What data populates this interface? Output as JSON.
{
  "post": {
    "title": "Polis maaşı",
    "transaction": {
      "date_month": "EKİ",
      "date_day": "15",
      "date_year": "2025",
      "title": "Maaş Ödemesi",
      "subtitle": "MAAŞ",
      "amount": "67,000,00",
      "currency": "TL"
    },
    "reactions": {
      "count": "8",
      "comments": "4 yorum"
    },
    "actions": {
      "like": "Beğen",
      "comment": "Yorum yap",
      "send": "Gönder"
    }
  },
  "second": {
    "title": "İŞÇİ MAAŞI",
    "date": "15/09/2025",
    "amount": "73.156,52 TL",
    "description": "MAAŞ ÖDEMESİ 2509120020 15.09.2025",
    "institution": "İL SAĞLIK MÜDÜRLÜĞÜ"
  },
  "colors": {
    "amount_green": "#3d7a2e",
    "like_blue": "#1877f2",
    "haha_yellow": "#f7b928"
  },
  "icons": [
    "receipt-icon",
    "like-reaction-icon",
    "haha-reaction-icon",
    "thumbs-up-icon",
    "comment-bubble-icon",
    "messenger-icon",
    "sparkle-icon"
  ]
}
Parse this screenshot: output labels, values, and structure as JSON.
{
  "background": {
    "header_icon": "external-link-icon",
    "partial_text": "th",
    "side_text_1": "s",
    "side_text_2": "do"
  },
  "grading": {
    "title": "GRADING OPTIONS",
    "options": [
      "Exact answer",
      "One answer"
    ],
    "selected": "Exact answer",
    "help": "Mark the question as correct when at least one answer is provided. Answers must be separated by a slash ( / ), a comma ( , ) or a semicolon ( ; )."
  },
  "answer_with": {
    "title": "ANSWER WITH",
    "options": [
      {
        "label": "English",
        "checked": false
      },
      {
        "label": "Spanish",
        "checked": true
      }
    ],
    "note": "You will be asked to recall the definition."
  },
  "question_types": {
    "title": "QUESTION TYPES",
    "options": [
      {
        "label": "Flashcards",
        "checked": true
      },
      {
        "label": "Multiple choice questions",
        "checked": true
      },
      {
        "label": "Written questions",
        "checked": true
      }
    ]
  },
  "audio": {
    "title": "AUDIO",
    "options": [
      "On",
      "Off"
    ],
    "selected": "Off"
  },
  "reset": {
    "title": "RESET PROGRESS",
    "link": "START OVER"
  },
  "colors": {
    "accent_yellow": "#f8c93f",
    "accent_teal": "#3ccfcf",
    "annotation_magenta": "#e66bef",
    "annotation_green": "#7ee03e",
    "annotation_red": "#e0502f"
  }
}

*****

**Exercise:**
Each line of the material above either contains the word "questions" or does not; state how many do, and nothing else.

**Output below:**
2